Directions for this task
Leave out the pictures and copy every record exactly.

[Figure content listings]
────────────────

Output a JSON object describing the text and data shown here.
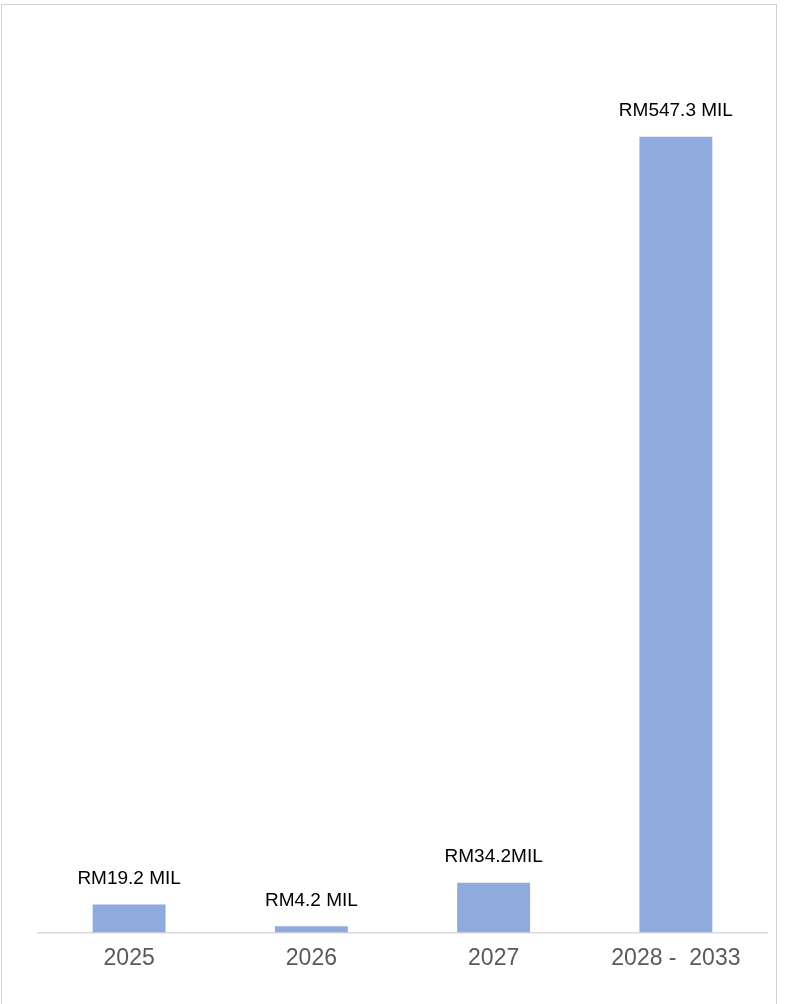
{
  "chart_data": {
    "type": "bar",
    "categories": [
      "2025",
      "2026",
      "2027",
      "2028 -  2033"
    ],
    "values": [
      19.2,
      4.2,
      34.2,
      547.3
    ],
    "value_labels": [
      "RM19.2 MIL",
      "RM4.2 MIL",
      "RM34.2MIL",
      "RM547.3 MIL"
    ],
    "color": "#8faadc",
    "grid": false,
    "legend": false
  }
}
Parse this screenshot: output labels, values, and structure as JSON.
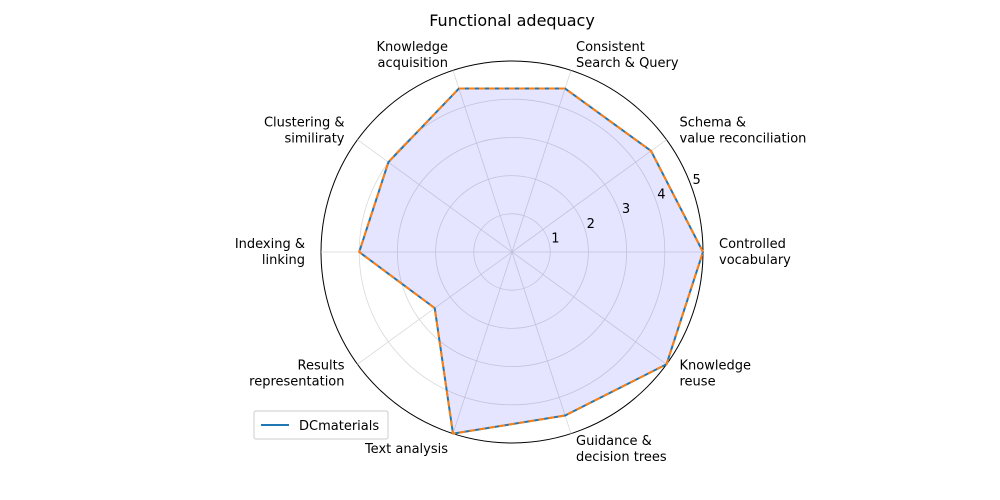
{
  "chart_data": {
    "type": "radar",
    "title": "Functional adequacy",
    "categories": [
      "Controlled\nvocabulary",
      "Schema &\nvalue reconciliation",
      "Consistent\nSearch & Query",
      "Knowledge\nacquisition",
      "Clustering &\nsimiliraty",
      "Indexing &\nlinking",
      "Results\nrepresentation",
      "Text analysis",
      "Guidance &\ndecision trees",
      "Knowledge\nreuse"
    ],
    "rlim": [
      0,
      5
    ],
    "rticks": [
      1,
      2,
      3,
      4,
      5
    ],
    "rtick_labels": [
      "1",
      "2",
      "3",
      "4",
      "5"
    ],
    "grid": true,
    "legend_position": "lower-left",
    "series": [
      {
        "name": "DCmaterials",
        "values": [
          5,
          4.5,
          4.5,
          4.5,
          4.0,
          4.0,
          2.5,
          5,
          4.5,
          5
        ],
        "color": "#1f77b4"
      },
      {
        "values": [
          5,
          4.5,
          4.5,
          4.5,
          4.0,
          4.0,
          2.5,
          5,
          4.5,
          5
        ],
        "color": "#ff7f0e",
        "line_style": "dashed"
      }
    ],
    "fill_color": "#0000ff",
    "fill_opacity": 0.1
  }
}
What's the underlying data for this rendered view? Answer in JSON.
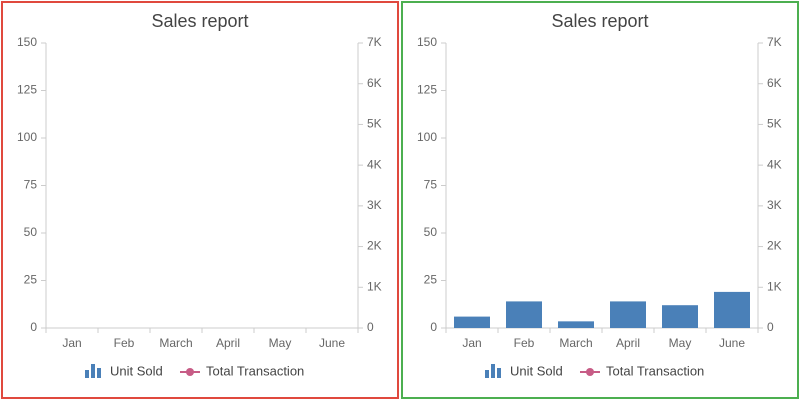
{
  "chart_data": [
    {
      "type": "bar",
      "title": "Sales report",
      "categories": [
        "Jan",
        "Feb",
        "March",
        "April",
        "May",
        "June"
      ],
      "series": [
        {
          "name": "Unit Sold",
          "color": "#4a80b8",
          "values": [
            null,
            null,
            null,
            null,
            null,
            null
          ]
        },
        {
          "name": "Total Transaction",
          "color": "#c75c86",
          "axis": "y2",
          "values": [
            null,
            null,
            null,
            null,
            null,
            null
          ]
        }
      ],
      "ylim": [
        0,
        150
      ],
      "yticks": [
        0,
        25,
        50,
        75,
        100,
        125,
        150
      ],
      "y2lim": [
        0,
        7000
      ],
      "y2ticks": [
        0,
        {
          "value": 1000,
          "label": "1K"
        },
        {
          "value": 2000,
          "label": "2K"
        },
        {
          "value": 3000,
          "label": "3K"
        },
        {
          "value": 4000,
          "label": "4K"
        },
        {
          "value": 5000,
          "label": "5K"
        },
        {
          "value": 6000,
          "label": "6K"
        },
        {
          "value": 7000,
          "label": "7K"
        }
      ],
      "border_color": "#e0493e"
    },
    {
      "type": "bar",
      "title": "Sales report",
      "categories": [
        "Jan",
        "Feb",
        "March",
        "April",
        "May",
        "June"
      ],
      "series": [
        {
          "name": "Unit Sold",
          "color": "#4a80b8",
          "values": [
            6,
            14,
            3.5,
            14,
            12,
            19
          ]
        },
        {
          "name": "Total Transaction",
          "color": "#c75c86",
          "axis": "y2",
          "values": [
            null,
            null,
            null,
            null,
            null,
            null
          ]
        }
      ],
      "ylim": [
        0,
        150
      ],
      "yticks": [
        0,
        25,
        50,
        75,
        100,
        125,
        150
      ],
      "y2lim": [
        0,
        7000
      ],
      "y2ticks": [
        0,
        {
          "value": 1000,
          "label": "1K"
        },
        {
          "value": 2000,
          "label": "2K"
        },
        {
          "value": 3000,
          "label": "3K"
        },
        {
          "value": 4000,
          "label": "4K"
        },
        {
          "value": 5000,
          "label": "5K"
        },
        {
          "value": 6000,
          "label": "6K"
        },
        {
          "value": 7000,
          "label": "7K"
        }
      ],
      "border_color": "#4caf50"
    }
  ]
}
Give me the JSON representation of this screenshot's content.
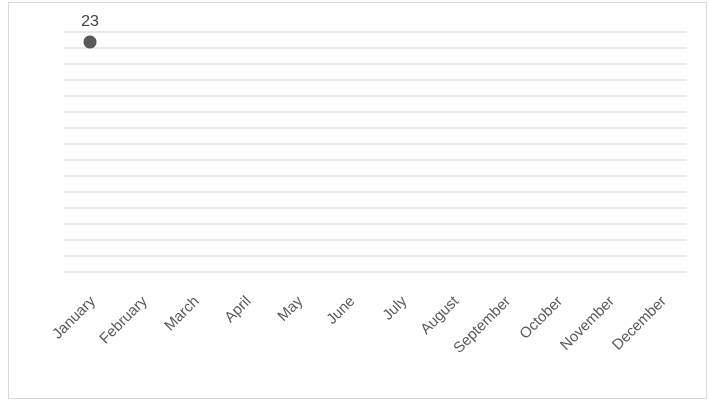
{
  "chart_data": {
    "type": "scatter",
    "title": "",
    "xlabel": "",
    "ylabel": "",
    "categories": [
      "January",
      "February",
      "March",
      "April",
      "May",
      "June",
      "July",
      "August",
      "September",
      "October",
      "November",
      "December"
    ],
    "series": [
      {
        "values": [
          23,
          null,
          null,
          null,
          null,
          null,
          null,
          null,
          null,
          null,
          null,
          null
        ]
      }
    ],
    "data_labels": [
      "23"
    ],
    "ylim": [
      0,
      24
    ],
    "gridlines": 16,
    "grid": true,
    "legend": "none",
    "colors": {
      "marker": "#595959",
      "grid": "#d9d9d9",
      "text": "#595959"
    }
  }
}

────────────────

Complete response
Output a JSON object describing the text and data shown here.
{
  "chart_data": {
    "type": "bar",
    "categories": [
      "2025",
      "2026",
      "2027",
      "2028 -  2033"
    ],
    "values": [
      19.2,
      4.2,
      34.2,
      547.3
    ],
    "value_labels": [
      "RM19.2 MIL",
      "RM4.2 MIL",
      "RM34.2MIL",
      "RM547.3 MIL"
    ],
    "color": "#8faadc",
    "grid": false,
    "legend": false
  }
}
Parse this screenshot: output labels, values, and structure as JSON.
{
  "chart_data": {
    "type": "radar",
    "title": "Functional adequacy",
    "categories": [
      "Controlled\nvocabulary",
      "Schema &\nvalue reconciliation",
      "Consistent\nSearch & Query",
      "Knowledge\nacquisition",
      "Clustering &\nsimiliraty",
      "Indexing &\nlinking",
      "Results\nrepresentation",
      "Text analysis",
      "Guidance &\ndecision trees",
      "Knowledge\nreuse"
    ],
    "rlim": [
      0,
      5
    ],
    "rticks": [
      1,
      2,
      3,
      4,
      5
    ],
    "rtick_labels": [
      "1",
      "2",
      "3",
      "4",
      "5"
    ],
    "grid": true,
    "legend_position": "lower-left",
    "series": [
      {
        "name": "DCmaterials",
        "values": [
          5,
          4.5,
          4.5,
          4.5,
          4.0,
          4.0,
          2.5,
          5,
          4.5,
          5
        ],
        "color": "#1f77b4"
      },
      {
        "values": [
          5,
          4.5,
          4.5,
          4.5,
          4.0,
          4.0,
          2.5,
          5,
          4.5,
          5
        ],
        "color": "#ff7f0e",
        "line_style": "dashed"
      }
    ],
    "fill_color": "#0000ff",
    "fill_opacity": 0.1
  }
}
What's the underlying data for this rendered view? Answer in JSON.
{
  "chart_data": [
    {
      "type": "bar",
      "title": "Sales report",
      "categories": [
        "Jan",
        "Feb",
        "March",
        "April",
        "May",
        "June"
      ],
      "series": [
        {
          "name": "Unit Sold",
          "color": "#4a80b8",
          "values": [
            null,
            null,
            null,
            null,
            null,
            null
          ]
        },
        {
          "name": "Total Transaction",
          "color": "#c75c86",
          "axis": "y2",
          "values": [
            null,
            null,
            null,
            null,
            null,
            null
          ]
        }
      ],
      "ylim": [
        0,
        150
      ],
      "yticks": [
        0,
        25,
        50,
        75,
        100,
        125,
        150
      ],
      "y2lim": [
        0,
        7000
      ],
      "y2ticks": [
        0,
        {
          "value": 1000,
          "label": "1K"
        },
        {
          "value": 2000,
          "label": "2K"
        },
        {
          "value": 3000,
          "label": "3K"
        },
        {
          "value": 4000,
          "label": "4K"
        },
        {
          "value": 5000,
          "label": "5K"
        },
        {
          "value": 6000,
          "label": "6K"
        },
        {
          "value": 7000,
          "label": "7K"
        }
      ],
      "border_color": "#e0493e"
    },
    {
      "type": "bar",
      "title": "Sales report",
      "categories": [
        "Jan",
        "Feb",
        "March",
        "April",
        "May",
        "June"
      ],
      "series": [
        {
          "name": "Unit Sold",
          "color": "#4a80b8",
          "values": [
            6,
            14,
            3.5,
            14,
            12,
            19
          ]
        },
        {
          "name": "Total Transaction",
          "color": "#c75c86",
          "axis": "y2",
          "values": [
            null,
            null,
            null,
            null,
            null,
            null
          ]
        }
      ],
      "ylim": [
        0,
        150
      ],
      "yticks": [
        0,
        25,
        50,
        75,
        100,
        125,
        150
      ],
      "y2lim": [
        0,
        7000
      ],
      "y2ticks": [
        0,
        {
          "value": 1000,
          "label": "1K"
        },
        {
          "value": 2000,
          "label": "2K"
        },
        {
          "value": 3000,
          "label": "3K"
        },
        {
          "value": 4000,
          "label": "4K"
        },
        {
          "value": 5000,
          "label": "5K"
        },
        {
          "value": 6000,
          "label": "6K"
        },
        {
          "value": 7000,
          "label": "7K"
        }
      ],
      "border_color": "#4caf50"
    }
  ]
}
Give me the JSON representation of this screenshot's content.
{
  "chart_data": {
    "type": "scatter",
    "title": "",
    "xlabel": "",
    "ylabel": "",
    "categories": [
      "January",
      "February",
      "March",
      "April",
      "May",
      "June",
      "July",
      "August",
      "September",
      "October",
      "November",
      "December"
    ],
    "series": [
      {
        "values": [
          23,
          null,
          null,
          null,
          null,
          null,
          null,
          null,
          null,
          null,
          null,
          null
        ]
      }
    ],
    "data_labels": [
      "23"
    ],
    "ylim": [
      0,
      24
    ],
    "gridlines": 16,
    "grid": true,
    "legend": "none",
    "colors": {
      "marker": "#595959",
      "grid": "#d9d9d9",
      "text": "#595959"
    }
  }
}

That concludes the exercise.